- WRITTEN TASK: In the traffic stop account below, at which intersection did the two drivers plan to part ways?

- TEXT SHOWN:

+++++

Approaching midnight, there were, to my knowledge, only 2 of our party left at the Tavern. There had been reports of several traffic stops related to merely leaving the gathering already. Given the foregoing, we concluded that it was in the interest of our own safety and peace of mind to leave together, to try to slip out of the battle zone using the buddy system. We would head north, and part ways at the intersection of 149 and 77.

As fate would have it, Keith (he can out himself in the comments, if he chooses) pulled onto Rt 114 first. I followed. As I pulled out, I observed headlights coming around the bend heading south toward us. I immediately thought, "aw, shit" -- just as, I have every confidence, the officer thought, "got one!" As the vehicle passed by me, I verified that it was, indeed, a prowl car. In the rearview mirror, I then observed it, now probably still less than 100 yards behind me, make a u-turn in Palmer's driveway -- a u-turn that I suspect the officer would have pulled me over for, had I made it.

I was resigned right then that the die was cast. There was nothing I could have done from that point on to avoid being pulled over. I had been seen leaving Palmer's Tavern (an observation that Keith had mercifully just barely avoided), and the officer had his orders. I was now nothing more than prey. All I could do was not provide a conveniently legitimate reason for the inevitable stop. He quickly pulled in behind me -- needfully exceeding the speed limit to do so -- and the hunt was on. I learned later from Keith that he was also well aware of the officer's presence at this point. Both of us, needless to say, were in heightened driving awareness mode, and certainly well aware of the department's favored "touched the white line" gambit.

The prowl car followed us up Rt 114. Then followed us on a left across Short St. Then followed us on another left south on Rt 77. Approximately 2 miles, in all, in point of fact, before finally turning on the lights some distance down. Once stopped, I called porc411 to alert as to my condition and location. Meanwhile, Keith turned around, and briefly stopped alongside me, asking if I'd like him to video record this forced and empirically unwarranted inconvenience. I responded that I thought that would be lovely. He told me later that he then pulled off the road, got out of his vehicle, and informed the officer that he'd be recording. He said the officer had acknowledged that, so before he'd even approached my vehicle, the officer had already been given an explicit reminder that he had absolutely no expectation of privacy.

+++++

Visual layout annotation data
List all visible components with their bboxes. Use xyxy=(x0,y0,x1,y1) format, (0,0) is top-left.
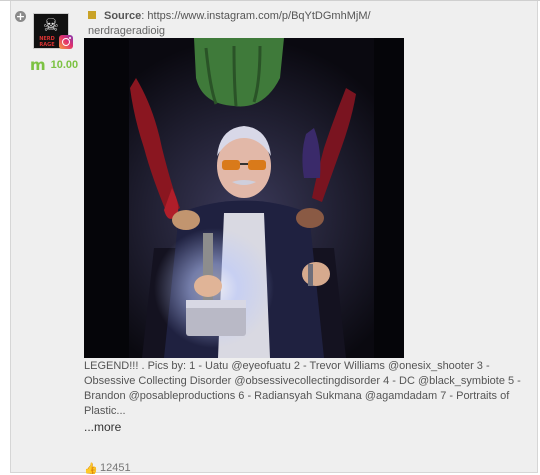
post-caption: LEGEND!!! . Pics by: 1 - Uatu @eyeofuatu… xyxy=(84,360,521,417)
source-square-icon xyxy=(88,11,96,19)
likes-value: 12451 xyxy=(100,462,131,474)
instagram-icon xyxy=(59,35,73,49)
skull-icon: ☠ xyxy=(42,15,60,36)
likes-count: 👍 12451 xyxy=(84,461,131,475)
thumbs-up-icon[interactable]: 👍 xyxy=(84,463,98,474)
avatar-text: NERD RAGE xyxy=(39,36,55,48)
score-value: 10.00 xyxy=(50,59,79,71)
more-link[interactable]: ...more xyxy=(84,420,121,434)
source-row: Source: https://www.instagram.com/p/BqYt… xyxy=(88,9,528,24)
account-handle[interactable]: nerdrageradioig xyxy=(88,24,165,39)
post-card: + ☠ NERD RAGE m 10.00 Source: https://ww… xyxy=(10,1,538,475)
score-badge: m 10.00 xyxy=(30,56,79,74)
plus-circle-icon[interactable]: + xyxy=(15,11,26,22)
source-label: Source xyxy=(104,10,142,22)
m-score-icon: m xyxy=(30,56,46,74)
post-image-art xyxy=(84,38,404,358)
source-link[interactable]: https://www.instagram.com/p/BqYtDGmhMjM/ xyxy=(147,10,370,22)
post-image[interactable] xyxy=(84,38,404,358)
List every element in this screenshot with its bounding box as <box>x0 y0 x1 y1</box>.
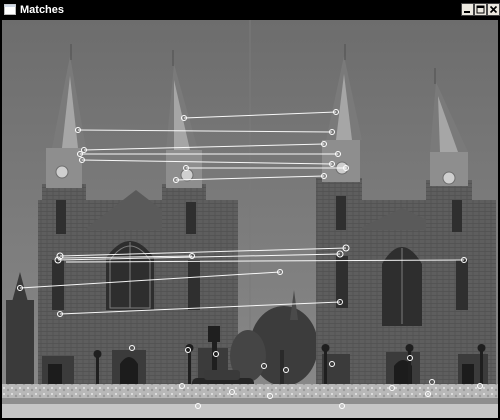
maximize-button[interactable] <box>474 3 487 16</box>
close-button[interactable] <box>487 3 500 16</box>
window-title: Matches <box>20 4 65 16</box>
church-matches-image <box>2 20 498 418</box>
minimize-button[interactable] <box>461 3 474 16</box>
minimize-icon <box>464 11 470 13</box>
window-app-icon[interactable] <box>4 4 16 15</box>
close-icon <box>489 5 498 14</box>
matches-window: Matches <box>0 0 500 420</box>
title-bar[interactable]: Matches <box>0 0 500 20</box>
image-canvas <box>2 20 498 418</box>
maximize-icon <box>476 5 485 14</box>
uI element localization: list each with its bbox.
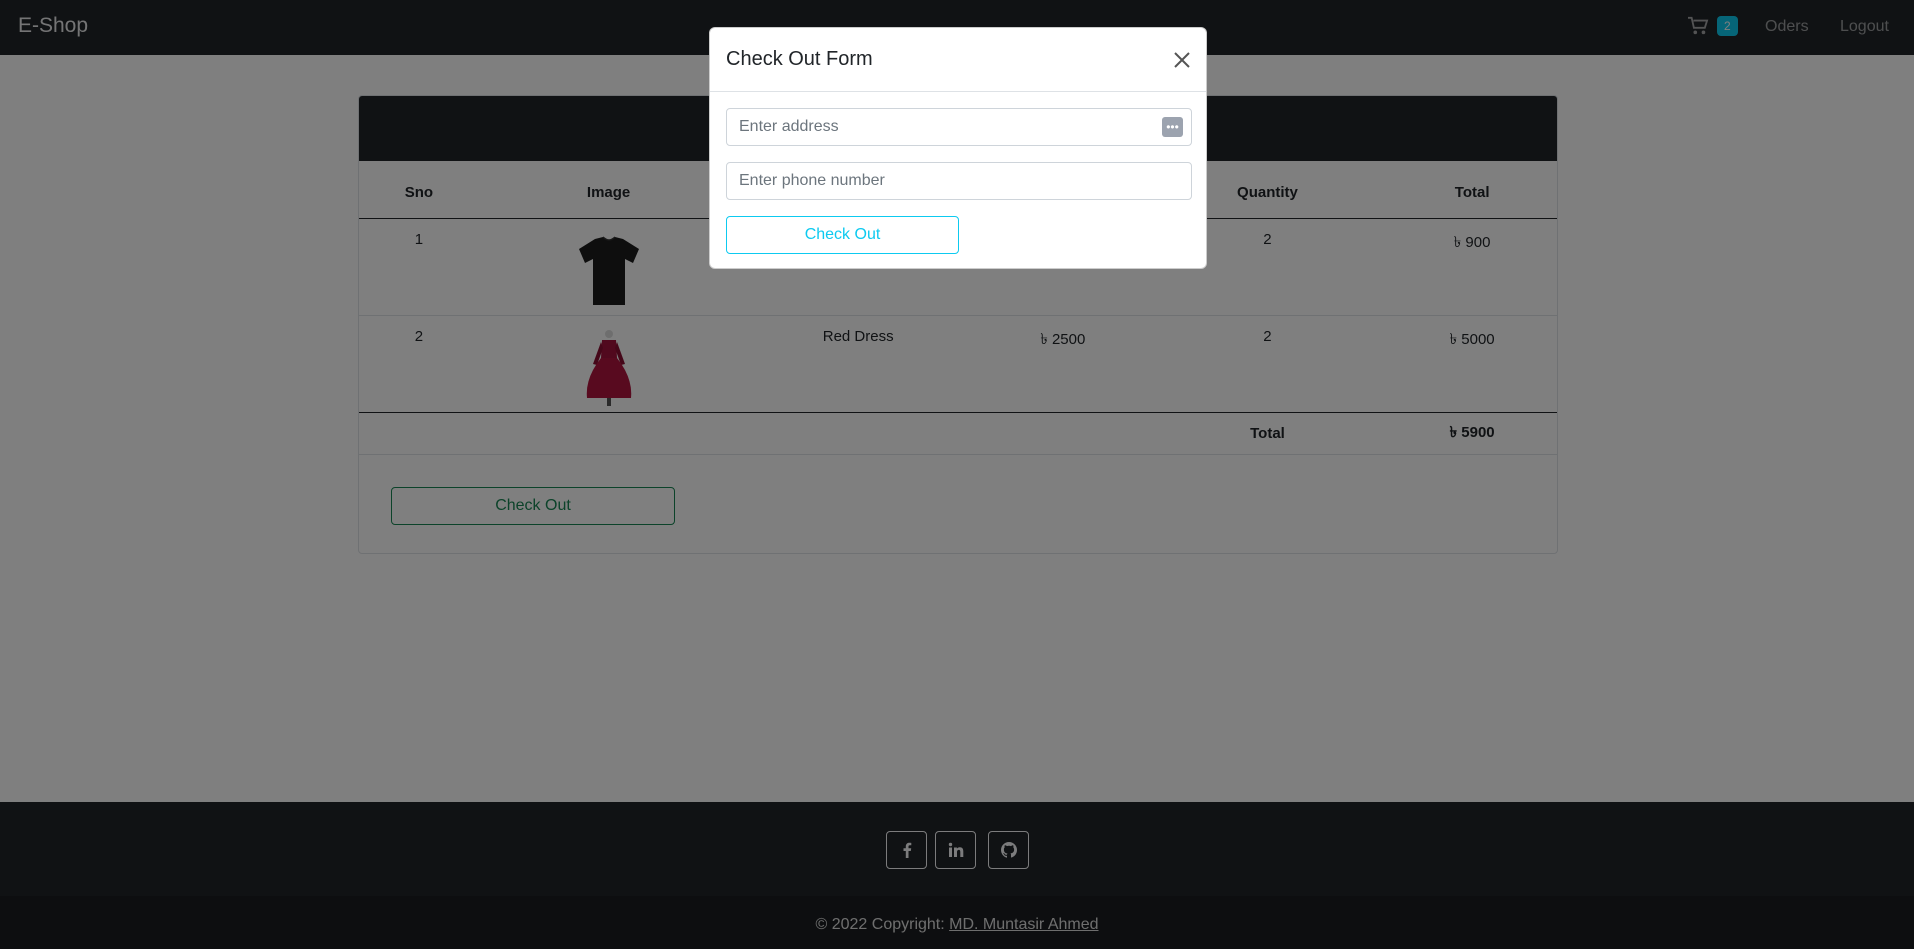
close-icon bbox=[1174, 52, 1190, 68]
modal-body: ••• Check Out bbox=[710, 92, 1206, 270]
close-button[interactable] bbox=[1172, 50, 1192, 70]
modal-title: Check Out Form bbox=[726, 48, 873, 70]
modal-checkout-button[interactable]: Check Out bbox=[726, 216, 959, 254]
checkout-modal: Check Out Form ••• Check Out bbox=[709, 27, 1207, 269]
phone-input[interactable] bbox=[726, 162, 1192, 200]
address-input[interactable] bbox=[726, 108, 1192, 146]
password-manager-icon[interactable]: ••• bbox=[1162, 117, 1183, 137]
modal-header: Check Out Form bbox=[710, 28, 1206, 92]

+++++

- COMPLETE RESPONSE: The intersection of 149 and 77.